# Exercise aim:
Print the data exactly, leaving nothing out.

--

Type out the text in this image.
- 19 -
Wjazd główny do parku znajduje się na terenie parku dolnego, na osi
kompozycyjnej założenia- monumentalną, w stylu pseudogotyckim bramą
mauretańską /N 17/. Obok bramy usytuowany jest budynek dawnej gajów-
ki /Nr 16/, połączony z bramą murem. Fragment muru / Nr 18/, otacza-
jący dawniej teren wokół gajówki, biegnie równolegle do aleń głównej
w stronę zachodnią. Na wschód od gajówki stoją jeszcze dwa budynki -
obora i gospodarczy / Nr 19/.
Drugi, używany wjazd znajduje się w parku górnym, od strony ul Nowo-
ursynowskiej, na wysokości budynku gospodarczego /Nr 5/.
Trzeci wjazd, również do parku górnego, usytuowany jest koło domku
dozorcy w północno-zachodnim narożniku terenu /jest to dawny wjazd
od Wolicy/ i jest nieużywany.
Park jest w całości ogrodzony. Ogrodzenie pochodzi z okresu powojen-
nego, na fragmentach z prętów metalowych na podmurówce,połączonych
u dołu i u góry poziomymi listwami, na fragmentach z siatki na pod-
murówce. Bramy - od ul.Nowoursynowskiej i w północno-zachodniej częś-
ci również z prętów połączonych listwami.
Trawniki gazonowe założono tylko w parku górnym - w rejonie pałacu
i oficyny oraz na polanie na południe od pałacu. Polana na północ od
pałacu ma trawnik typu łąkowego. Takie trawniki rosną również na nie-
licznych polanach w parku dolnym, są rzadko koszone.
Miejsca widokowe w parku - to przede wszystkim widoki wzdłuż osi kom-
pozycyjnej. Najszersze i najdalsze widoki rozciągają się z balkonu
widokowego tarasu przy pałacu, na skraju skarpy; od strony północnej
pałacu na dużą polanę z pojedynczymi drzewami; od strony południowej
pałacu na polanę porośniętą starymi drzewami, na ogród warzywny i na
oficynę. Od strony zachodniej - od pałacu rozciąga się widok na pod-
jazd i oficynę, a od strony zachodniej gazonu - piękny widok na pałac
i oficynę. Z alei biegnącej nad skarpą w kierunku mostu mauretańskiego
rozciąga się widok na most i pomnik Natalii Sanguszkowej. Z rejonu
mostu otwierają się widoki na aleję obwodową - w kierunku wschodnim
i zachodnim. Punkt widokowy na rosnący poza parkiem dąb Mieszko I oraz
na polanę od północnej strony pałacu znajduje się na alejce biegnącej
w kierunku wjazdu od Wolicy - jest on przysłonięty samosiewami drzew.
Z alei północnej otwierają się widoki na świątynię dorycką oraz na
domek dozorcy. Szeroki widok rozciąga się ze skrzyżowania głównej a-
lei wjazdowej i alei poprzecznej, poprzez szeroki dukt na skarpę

--

# Response for this exercise:
Type out the text in this image.
- 19 -
Wjazd główny do parku znajduje się na terenie parku dolnego, na osi
kompozycyjnej założenia- monumentalną, w stylu pseudogotyckim bramą
mauretańską /N 17/. Obok bramy usytuowany jest budynek dawnej gajów-
ki /Nr 16/, połączony z bramą murem. Fragment muru / Nr 18/, otacza-
jący dawniej teren wokół gajówki, biegnie równolegle do aleń głównej
w stronę zachodnią. Na wschód od gajówki stoją jeszcze dwa budynki -
obora i gospodarczy / Nr 19/.
Drugi, używany wjazd znajduje się w parku górnym, od strony ul Nowo-
ursynowskiej, na wysokości budynku gospodarczego /Nr 5/.
Trzeci wjazd, również do parku górnego, usytuowany jest koło domku
dozorcy w północno-zachodnim narożniku terenu /jest to dawny wjazd
od Wolicy/ i jest nieużywany.
Park jest w całości ogrodzony. Ogrodzenie pochodzi z okresu powojen-
nego, na fragmentach z prętów metalowych na podmurówce,połączonych
u dołu i u góry poziomymi listwami, na fragmentach z siatki na pod-
murówce. Bramy - od ul.Nowoursynowskiej i w północno-zachodniej częś-
ci również z prętów połączonych listwami.
Trawniki gazonowe założono tylko w parku górnym - w rejonie pałacu
i oficyny oraz na polanie na południe od pałacu. Polana na północ od
pałacu ma trawnik typu łąkowego. Takie trawniki rosną również na nie-
licznych polanach w parku dolnym, są rzadko koszone.
Miejsca widokowe w parku - to przede wszystkim widoki wzdłuż osi kom-
pozycyjnej. Najszersze i najdalsze widoki rozciągają się z balkonu
widokowego tarasu przy pałacu, na skraju skarpy; od strony północnej
pałacu na dużą polanę z pojedynczymi drzewami; od strony południowej
pałacu na polanę porośniętą starymi drzewami, na ogród warzywny i na
oficynę. Od strony zachodniej - od pałacu rozciąga się widok na pod-
jazd i oficynę, a od strony zachodniej gazonu - piękny widok na pałac
i oficynę. Z alei biegnącej nad skarpą w kierunku mostu mauretańskiego
rozciąga się widok na most i pomnik Natalii Sanguszkowej. Z rejonu
mostu otwierają się widoki na aleję obwodową - w kierunku wschodnim
i zachodnim. Punkt widokowy na rosnący poza parkiem dąb Mieszko I oraz
na polanę od północnej strony pałacu znajduje się na alejce biegnącej
w kierunku wjazdu od Wolicy - jest on przysłonięty samosiewami drzew.
Z alei północnej otwierają się widoki na świątynię dorycką oraz na
domek dozorcy. Szeroki widok rozciąga się ze skrzyżowania głównej a-
lei wjazdowej i alei poprzecznej, poprzez szeroki dukt na skarpę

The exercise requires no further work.